## Dataset content
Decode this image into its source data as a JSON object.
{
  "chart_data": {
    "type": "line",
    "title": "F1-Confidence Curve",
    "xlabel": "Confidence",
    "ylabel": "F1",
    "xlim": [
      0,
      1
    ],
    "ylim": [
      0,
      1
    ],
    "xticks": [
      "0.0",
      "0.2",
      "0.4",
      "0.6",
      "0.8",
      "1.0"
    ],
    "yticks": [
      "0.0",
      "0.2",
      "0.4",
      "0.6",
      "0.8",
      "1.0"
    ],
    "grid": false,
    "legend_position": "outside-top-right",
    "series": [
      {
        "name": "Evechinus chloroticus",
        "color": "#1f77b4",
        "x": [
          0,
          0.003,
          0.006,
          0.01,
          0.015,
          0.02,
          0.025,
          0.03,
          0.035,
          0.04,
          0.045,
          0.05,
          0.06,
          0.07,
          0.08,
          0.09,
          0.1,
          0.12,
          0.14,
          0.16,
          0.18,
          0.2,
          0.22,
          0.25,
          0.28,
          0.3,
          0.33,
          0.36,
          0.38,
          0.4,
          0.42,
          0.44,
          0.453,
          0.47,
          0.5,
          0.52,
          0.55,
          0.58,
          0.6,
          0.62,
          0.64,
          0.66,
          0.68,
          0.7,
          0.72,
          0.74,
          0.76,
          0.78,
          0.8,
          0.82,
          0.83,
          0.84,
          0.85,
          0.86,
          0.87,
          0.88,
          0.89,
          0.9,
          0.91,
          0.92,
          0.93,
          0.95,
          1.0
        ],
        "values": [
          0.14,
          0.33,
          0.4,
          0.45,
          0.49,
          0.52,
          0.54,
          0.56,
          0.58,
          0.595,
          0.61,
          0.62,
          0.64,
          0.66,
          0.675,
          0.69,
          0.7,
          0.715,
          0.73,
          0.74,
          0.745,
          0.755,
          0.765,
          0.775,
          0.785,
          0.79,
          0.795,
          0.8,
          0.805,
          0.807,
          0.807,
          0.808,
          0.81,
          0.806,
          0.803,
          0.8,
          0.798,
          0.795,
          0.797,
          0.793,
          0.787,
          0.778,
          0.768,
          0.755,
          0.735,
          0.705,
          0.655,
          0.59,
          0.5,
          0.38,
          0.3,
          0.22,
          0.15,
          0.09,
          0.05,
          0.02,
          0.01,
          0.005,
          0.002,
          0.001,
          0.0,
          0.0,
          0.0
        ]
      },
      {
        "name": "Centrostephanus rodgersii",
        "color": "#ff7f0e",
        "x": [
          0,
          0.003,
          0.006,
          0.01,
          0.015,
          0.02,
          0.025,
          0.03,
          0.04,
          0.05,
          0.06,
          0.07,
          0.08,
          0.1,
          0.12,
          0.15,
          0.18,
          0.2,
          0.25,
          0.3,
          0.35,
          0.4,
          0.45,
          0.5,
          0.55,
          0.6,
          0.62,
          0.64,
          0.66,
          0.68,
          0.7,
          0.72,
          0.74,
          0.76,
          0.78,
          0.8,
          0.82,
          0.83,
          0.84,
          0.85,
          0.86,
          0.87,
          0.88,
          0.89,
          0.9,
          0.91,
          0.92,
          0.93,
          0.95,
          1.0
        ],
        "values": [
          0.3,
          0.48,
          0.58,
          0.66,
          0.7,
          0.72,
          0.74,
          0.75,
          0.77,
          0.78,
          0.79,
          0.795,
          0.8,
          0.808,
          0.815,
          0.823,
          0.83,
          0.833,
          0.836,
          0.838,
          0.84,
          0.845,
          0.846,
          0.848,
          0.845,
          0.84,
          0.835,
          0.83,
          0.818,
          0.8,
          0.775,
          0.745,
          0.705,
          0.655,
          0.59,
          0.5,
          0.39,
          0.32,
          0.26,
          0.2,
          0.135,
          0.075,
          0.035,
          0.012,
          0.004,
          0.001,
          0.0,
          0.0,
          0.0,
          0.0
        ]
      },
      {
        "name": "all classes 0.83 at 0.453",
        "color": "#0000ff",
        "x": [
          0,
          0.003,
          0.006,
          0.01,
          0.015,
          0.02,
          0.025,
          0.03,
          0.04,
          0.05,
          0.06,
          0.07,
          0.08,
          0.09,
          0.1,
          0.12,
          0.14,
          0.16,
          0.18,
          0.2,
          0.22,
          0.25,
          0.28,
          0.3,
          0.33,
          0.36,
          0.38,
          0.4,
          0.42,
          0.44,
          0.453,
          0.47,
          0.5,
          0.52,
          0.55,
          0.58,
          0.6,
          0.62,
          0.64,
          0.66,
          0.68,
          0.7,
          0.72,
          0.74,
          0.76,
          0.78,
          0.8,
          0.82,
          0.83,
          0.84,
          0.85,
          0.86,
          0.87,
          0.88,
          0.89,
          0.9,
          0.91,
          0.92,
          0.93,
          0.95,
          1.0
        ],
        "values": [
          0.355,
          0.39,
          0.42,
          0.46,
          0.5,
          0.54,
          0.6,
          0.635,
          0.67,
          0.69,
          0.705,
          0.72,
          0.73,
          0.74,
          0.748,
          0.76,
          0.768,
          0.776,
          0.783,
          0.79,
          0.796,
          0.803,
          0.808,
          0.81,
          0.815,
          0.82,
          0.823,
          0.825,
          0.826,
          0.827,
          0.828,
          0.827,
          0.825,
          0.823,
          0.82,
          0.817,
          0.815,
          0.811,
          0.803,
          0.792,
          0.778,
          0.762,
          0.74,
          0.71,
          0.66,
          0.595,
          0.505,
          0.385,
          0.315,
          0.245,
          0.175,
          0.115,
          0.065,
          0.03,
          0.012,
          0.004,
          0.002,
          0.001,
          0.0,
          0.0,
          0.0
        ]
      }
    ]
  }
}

## Exercise
In the records above, locate each line with the word "Confidence". Copy all such lines.

## Completed task
    "title": "F1-Confidence Curve",
    "xlabel": "Confidence",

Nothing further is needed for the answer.